◆ **Instructions for the task**
Check every line of the entries for "instrument", and copy the lines that hold it.

Extracted entries: Begin

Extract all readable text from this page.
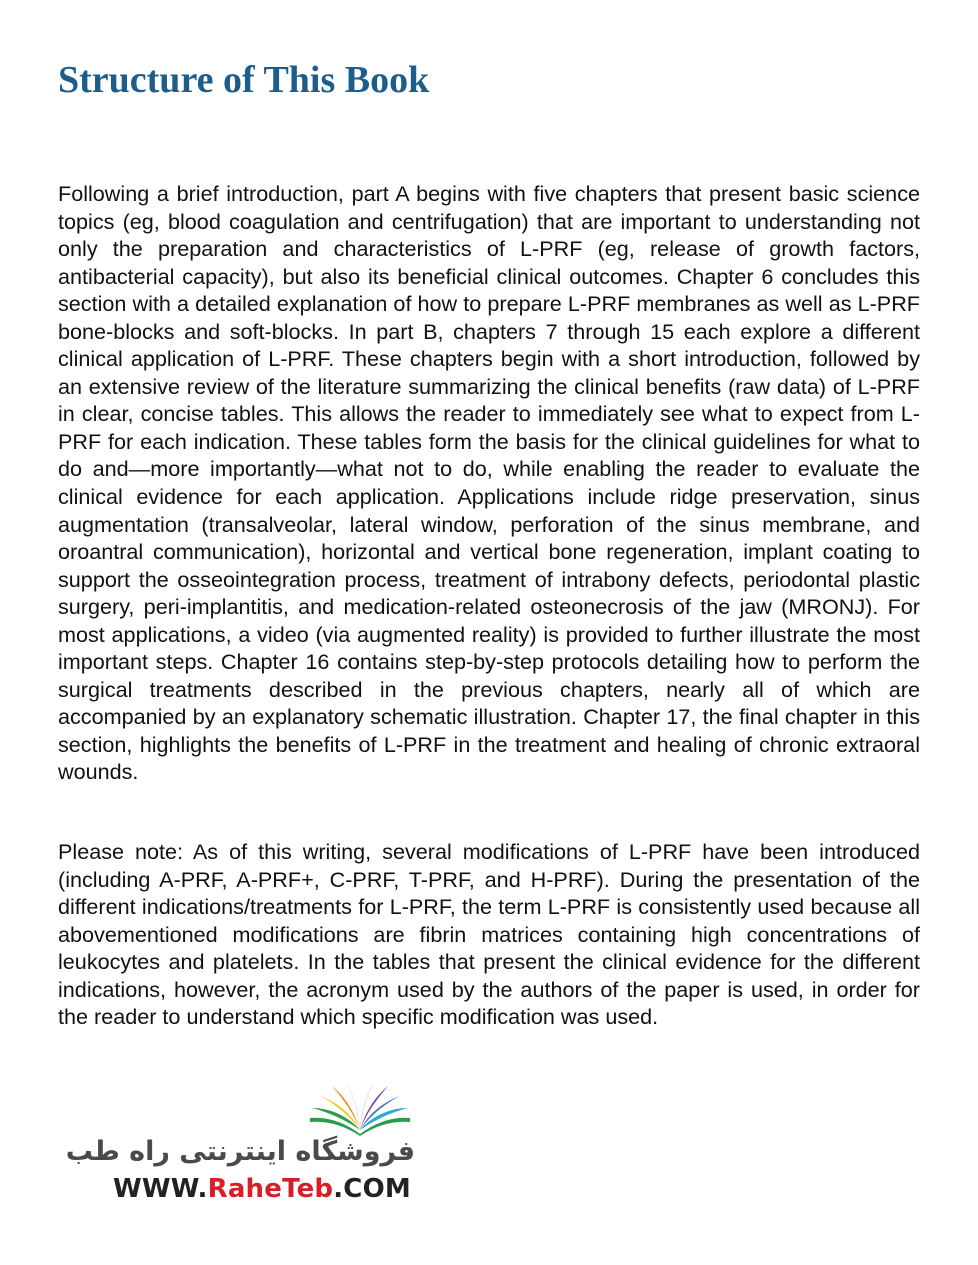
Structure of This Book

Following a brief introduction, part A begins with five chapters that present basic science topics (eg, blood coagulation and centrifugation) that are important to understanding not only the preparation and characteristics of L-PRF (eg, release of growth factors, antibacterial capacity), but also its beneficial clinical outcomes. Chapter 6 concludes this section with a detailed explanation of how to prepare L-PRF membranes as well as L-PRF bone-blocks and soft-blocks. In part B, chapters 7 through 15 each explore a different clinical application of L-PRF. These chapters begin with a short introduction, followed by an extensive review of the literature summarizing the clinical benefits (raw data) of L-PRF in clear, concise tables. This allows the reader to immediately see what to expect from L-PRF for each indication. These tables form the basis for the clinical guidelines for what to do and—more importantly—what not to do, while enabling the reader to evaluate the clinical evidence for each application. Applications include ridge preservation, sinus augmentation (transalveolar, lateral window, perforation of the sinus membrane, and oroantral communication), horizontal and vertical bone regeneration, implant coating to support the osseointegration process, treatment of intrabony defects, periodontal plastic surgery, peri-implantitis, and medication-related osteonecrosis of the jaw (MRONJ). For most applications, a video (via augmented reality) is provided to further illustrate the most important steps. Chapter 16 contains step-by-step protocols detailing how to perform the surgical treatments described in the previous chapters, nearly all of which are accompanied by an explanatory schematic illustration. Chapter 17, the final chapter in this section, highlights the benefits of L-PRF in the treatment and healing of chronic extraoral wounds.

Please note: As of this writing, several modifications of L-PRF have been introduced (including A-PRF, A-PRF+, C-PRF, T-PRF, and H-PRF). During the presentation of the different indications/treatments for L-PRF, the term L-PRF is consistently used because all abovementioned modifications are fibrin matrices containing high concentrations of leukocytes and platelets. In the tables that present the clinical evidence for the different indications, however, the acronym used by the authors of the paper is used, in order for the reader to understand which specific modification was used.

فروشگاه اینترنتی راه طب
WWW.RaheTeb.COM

Extracted entries: End
Extracted entries: Begin

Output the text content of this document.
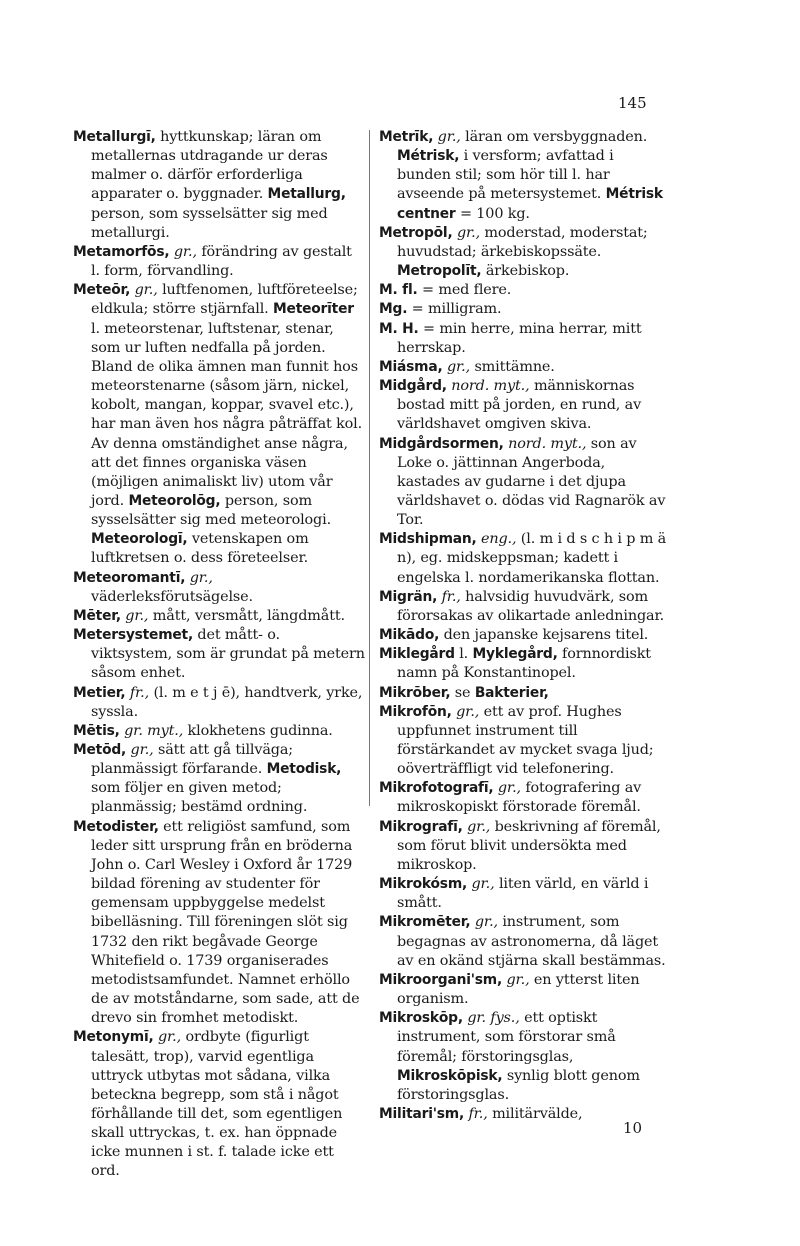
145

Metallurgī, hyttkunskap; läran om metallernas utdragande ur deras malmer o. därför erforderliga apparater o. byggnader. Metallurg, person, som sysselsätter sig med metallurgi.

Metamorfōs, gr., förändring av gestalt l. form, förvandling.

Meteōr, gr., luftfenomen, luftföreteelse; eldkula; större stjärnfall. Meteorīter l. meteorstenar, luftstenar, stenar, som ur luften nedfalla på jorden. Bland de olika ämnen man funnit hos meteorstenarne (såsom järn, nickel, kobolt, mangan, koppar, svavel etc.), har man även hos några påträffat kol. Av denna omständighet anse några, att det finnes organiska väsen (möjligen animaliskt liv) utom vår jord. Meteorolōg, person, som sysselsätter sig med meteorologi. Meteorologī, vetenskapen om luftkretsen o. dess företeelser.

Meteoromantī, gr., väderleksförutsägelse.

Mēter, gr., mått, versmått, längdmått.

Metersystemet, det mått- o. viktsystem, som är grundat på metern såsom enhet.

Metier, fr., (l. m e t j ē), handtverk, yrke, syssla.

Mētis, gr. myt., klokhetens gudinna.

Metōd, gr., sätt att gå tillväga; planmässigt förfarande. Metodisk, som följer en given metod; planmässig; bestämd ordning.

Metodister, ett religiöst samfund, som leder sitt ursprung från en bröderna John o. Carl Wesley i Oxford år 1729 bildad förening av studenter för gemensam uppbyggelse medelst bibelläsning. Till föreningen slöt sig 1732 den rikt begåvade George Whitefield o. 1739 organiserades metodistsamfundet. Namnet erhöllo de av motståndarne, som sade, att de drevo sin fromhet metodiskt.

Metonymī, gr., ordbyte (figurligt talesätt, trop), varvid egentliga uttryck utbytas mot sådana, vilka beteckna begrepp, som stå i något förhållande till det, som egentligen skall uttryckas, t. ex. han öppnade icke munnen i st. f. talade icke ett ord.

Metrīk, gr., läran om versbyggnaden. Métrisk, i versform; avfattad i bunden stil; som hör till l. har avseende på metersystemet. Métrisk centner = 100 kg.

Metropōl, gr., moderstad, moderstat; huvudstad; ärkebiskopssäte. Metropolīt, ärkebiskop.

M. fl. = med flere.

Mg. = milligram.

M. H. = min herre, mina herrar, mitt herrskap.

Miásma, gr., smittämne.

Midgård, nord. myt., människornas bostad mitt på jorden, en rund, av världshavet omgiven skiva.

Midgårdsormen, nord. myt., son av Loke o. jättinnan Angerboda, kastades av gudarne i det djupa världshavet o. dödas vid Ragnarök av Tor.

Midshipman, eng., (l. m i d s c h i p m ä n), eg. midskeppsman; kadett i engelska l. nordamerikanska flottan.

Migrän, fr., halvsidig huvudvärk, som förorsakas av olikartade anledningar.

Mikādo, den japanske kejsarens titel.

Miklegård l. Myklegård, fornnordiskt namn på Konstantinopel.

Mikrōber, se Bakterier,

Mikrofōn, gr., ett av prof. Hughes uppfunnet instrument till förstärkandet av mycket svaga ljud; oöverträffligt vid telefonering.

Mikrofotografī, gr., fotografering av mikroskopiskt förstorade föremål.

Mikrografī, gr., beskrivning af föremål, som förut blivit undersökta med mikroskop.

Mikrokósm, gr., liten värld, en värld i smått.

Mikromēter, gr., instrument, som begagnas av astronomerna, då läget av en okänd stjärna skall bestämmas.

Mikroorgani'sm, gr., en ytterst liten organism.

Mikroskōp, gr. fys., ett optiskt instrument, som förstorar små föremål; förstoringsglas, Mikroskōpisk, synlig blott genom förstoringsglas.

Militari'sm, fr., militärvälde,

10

Extracted entries: End
Extracted entries: Begin

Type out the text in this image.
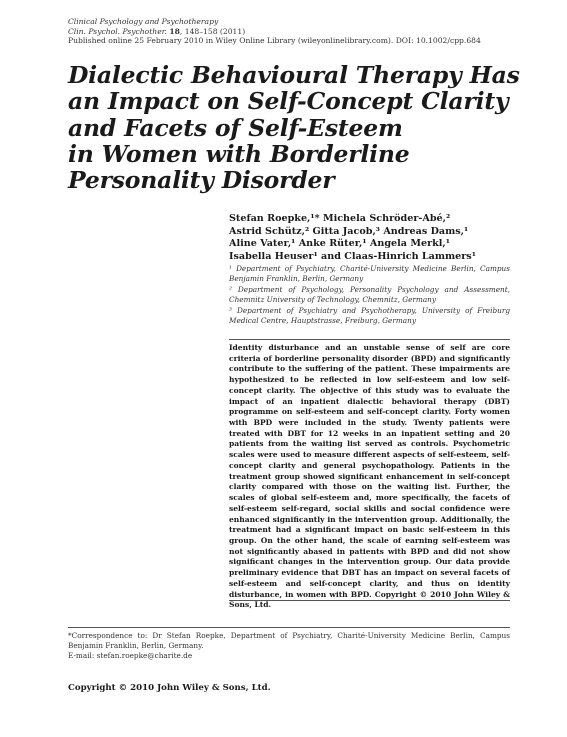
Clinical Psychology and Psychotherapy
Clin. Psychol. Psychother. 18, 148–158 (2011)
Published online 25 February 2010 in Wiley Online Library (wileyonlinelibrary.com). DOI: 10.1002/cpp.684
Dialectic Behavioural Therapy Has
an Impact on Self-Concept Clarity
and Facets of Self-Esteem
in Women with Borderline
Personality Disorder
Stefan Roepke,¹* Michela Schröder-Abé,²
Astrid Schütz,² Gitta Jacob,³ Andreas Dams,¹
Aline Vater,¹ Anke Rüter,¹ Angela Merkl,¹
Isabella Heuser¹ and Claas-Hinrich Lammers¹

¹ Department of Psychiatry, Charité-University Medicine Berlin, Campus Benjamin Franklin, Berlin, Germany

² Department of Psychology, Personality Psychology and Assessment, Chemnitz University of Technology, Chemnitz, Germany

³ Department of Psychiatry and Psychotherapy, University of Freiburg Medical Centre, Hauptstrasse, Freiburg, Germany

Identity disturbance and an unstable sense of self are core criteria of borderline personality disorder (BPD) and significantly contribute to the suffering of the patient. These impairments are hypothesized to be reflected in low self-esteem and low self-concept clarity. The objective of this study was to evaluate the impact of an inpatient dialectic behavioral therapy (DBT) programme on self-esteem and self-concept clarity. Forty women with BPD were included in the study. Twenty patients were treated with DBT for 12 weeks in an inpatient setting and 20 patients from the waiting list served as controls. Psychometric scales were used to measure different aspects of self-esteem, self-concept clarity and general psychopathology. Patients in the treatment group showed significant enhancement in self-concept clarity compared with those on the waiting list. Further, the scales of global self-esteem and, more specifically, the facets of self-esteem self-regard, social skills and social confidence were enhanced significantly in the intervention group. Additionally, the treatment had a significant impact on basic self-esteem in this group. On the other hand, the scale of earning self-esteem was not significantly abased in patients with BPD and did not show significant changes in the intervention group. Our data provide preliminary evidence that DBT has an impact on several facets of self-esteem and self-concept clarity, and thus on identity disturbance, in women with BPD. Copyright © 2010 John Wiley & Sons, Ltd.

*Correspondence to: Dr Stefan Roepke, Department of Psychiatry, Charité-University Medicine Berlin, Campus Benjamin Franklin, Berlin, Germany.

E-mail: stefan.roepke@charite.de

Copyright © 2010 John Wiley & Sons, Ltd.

Extracted entries: End

◆ **Task output**
Mikrofōn, gr., ett av prof. Hughes uppfunnet instrument till förstärkandet av mycket svaga ljud; oöverträffligt vid telefonering.
Mikromēter, gr., instrument, som begagnas av astronomerna, då läget av en okänd stjärna skall bestämmas.
Mikroskōp, gr. fys., ett optiskt instrument, som förstorar små föremål; förstoringsglas, Mikroskōpisk, synlig blott genom förstoringsglas.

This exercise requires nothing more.